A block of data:
######

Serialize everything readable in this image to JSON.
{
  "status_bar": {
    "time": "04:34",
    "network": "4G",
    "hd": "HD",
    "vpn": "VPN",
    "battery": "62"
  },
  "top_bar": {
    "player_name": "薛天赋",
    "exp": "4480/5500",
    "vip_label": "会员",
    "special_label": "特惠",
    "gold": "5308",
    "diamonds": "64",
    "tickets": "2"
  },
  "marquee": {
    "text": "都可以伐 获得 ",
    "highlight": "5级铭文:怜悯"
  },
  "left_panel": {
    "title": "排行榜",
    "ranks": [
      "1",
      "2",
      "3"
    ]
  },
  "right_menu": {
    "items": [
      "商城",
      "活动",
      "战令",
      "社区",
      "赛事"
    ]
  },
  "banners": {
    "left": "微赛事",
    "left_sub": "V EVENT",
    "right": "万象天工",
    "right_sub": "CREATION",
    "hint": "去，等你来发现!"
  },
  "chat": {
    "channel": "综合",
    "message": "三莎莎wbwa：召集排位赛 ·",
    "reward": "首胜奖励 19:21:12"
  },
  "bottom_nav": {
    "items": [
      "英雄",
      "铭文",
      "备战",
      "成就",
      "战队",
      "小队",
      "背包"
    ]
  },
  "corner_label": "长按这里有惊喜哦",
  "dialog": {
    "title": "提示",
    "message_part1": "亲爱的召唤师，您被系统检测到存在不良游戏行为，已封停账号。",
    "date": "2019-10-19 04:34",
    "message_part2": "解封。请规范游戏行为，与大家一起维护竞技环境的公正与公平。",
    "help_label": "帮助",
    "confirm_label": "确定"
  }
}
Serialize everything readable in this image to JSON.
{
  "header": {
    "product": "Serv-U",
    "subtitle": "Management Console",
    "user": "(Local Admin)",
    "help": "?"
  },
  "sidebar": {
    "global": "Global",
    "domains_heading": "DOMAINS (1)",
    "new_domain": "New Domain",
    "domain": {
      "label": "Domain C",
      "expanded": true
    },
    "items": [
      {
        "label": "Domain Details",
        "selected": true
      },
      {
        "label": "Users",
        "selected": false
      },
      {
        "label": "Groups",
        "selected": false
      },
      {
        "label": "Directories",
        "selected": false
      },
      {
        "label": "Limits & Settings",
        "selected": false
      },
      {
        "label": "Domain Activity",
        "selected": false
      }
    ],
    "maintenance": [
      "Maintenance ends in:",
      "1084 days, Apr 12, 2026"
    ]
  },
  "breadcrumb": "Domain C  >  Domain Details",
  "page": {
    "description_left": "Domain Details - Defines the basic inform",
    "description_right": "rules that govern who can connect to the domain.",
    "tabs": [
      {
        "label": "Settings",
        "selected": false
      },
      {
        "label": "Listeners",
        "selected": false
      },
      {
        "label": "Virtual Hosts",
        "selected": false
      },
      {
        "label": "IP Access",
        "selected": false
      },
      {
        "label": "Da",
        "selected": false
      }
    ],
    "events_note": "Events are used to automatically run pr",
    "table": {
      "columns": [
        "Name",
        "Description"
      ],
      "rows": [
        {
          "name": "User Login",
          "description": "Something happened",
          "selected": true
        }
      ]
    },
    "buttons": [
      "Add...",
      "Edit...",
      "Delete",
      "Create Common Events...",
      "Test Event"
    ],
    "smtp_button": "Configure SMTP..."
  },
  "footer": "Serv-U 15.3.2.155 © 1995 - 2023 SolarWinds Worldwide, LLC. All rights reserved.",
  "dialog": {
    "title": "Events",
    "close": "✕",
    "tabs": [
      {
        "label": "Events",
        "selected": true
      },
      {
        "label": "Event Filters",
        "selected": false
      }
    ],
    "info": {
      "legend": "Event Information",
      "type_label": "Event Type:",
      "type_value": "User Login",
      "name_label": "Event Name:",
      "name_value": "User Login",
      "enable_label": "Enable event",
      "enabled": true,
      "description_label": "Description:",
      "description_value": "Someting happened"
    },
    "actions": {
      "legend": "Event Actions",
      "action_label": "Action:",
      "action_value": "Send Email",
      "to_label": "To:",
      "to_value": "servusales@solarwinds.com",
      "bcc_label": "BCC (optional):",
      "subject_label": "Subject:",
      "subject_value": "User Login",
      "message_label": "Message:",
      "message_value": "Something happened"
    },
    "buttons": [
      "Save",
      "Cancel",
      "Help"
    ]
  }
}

######

Retype all of the material above with every character intact.

Serialize everything readable in this image to JSON.
{
  "status_bar": {
    "time": "04:34",
    "network": "4G",
    "hd": "HD",
    "vpn": "VPN",
    "battery": "62"
  },
  "top_bar": {
    "player_name": "薛天赋",
    "exp": "4480/5500",
    "vip_label": "会员",
    "special_label": "特惠",
    "gold": "5308",
    "diamonds": "64",
    "tickets": "2"
  },
  "marquee": {
    "text": "都可以伐 获得 ",
    "highlight": "5级铭文:怜悯"
  },
  "left_panel": {
    "title": "排行榜",
    "ranks": [
      "1",
      "2",
      "3"
    ]
  },
  "right_menu": {
    "items": [
      "商城",
      "活动",
      "战令",
      "社区",
      "赛事"
    ]
  },
  "banners": {
    "left": "微赛事",
    "left_sub": "V EVENT",
    "right": "万象天工",
    "right_sub": "CREATION",
    "hint": "去，等你来发现!"
  },
  "chat": {
    "channel": "综合",
    "message": "三莎莎wbwa：召集排位赛 ·",
    "reward": "首胜奖励 19:21:12"
  },
  "bottom_nav": {
    "items": [
      "英雄",
      "铭文",
      "备战",
      "成就",
      "战队",
      "小队",
      "背包"
    ]
  },
  "corner_label": "长按这里有惊喜哦",
  "dialog": {
    "title": "提示",
    "message_part1": "亲爱的召唤师，您被系统检测到存在不良游戏行为，已封停账号。",
    "date": "2019-10-19 04:34",
    "message_part2": "解封。请规范游戏行为，与大家一起维护竞技环境的公正与公平。",
    "help_label": "帮助",
    "confirm_label": "确定"
  }
}
Serialize everything readable in this image to JSON.
{
  "header": {
    "product": "Serv-U",
    "subtitle": "Management Console",
    "user": "(Local Admin)",
    "help": "?"
  },
  "sidebar": {
    "global": "Global",
    "domains_heading": "DOMAINS (1)",
    "new_domain": "New Domain",
    "domain": {
      "label": "Domain C",
      "expanded": true
    },
    "items": [
      {
        "label": "Domain Details",
        "selected": true
      },
      {
        "label": "Users",
        "selected": false
      },
      {
        "label": "Groups",
        "selected": false
      },
      {
        "label": "Directories",
        "selected": false
      },
      {
        "label": "Limits & Settings",
        "selected": false
      },
      {
        "label": "Domain Activity",
        "selected": false
      }
    ],
    "maintenance": [
      "Maintenance ends in:",
      "1084 days, Apr 12, 2026"
    ]
  },
  "breadcrumb": "Domain C  >  Domain Details",
  "page": {
    "description_left": "Domain Details - Defines the basic inform",
    "description_right": "rules that govern who can connect to the domain.",
    "tabs": [
      {
        "label": "Settings",
        "selected": false
      },
      {
        "label": "Listeners",
        "selected": false
      },
      {
        "label": "Virtual Hosts",
        "selected": false
      },
      {
        "label": "IP Access",
        "selected": false
      },
      {
        "label": "Da",
        "selected": false
      }
    ],
    "events_note": "Events are used to automatically run pr",
    "table": {
      "columns": [
        "Name",
        "Description"
      ],
      "rows": [
        {
          "name": "User Login",
          "description": "Something happened",
          "selected": true
        }
      ]
    },
    "buttons": [
      "Add...",
      "Edit...",
      "Delete",
      "Create Common Events...",
      "Test Event"
    ],
    "smtp_button": "Configure SMTP..."
  },
  "footer": "Serv-U 15.3.2.155 © 1995 - 2023 SolarWinds Worldwide, LLC. All rights reserved.",
  "dialog": {
    "title": "Events",
    "close": "✕",
    "tabs": [
      {
        "label": "Events",
        "selected": true
      },
      {
        "label": "Event Filters",
        "selected": false
      }
    ],
    "info": {
      "legend": "Event Information",
      "type_label": "Event Type:",
      "type_value": "User Login",
      "name_label": "Event Name:",
      "name_value": "User Login",
      "enable_label": "Enable event",
      "enabled": true,
      "description_label": "Description:",
      "description_value": "Someting happened"
    },
    "actions": {
      "legend": "Event Actions",
      "action_label": "Action:",
      "action_value": "Send Email",
      "to_label": "To:",
      "to_value": "servusales@solarwinds.com",
      "bcc_label": "BCC (optional):",
      "subject_label": "Subject:",
      "subject_value": "User Login",
      "message_label": "Message:",
      "message_value": "Something happened"
    },
    "buttons": [
      "Save",
      "Cancel",
      "Help"
    ]
  }
}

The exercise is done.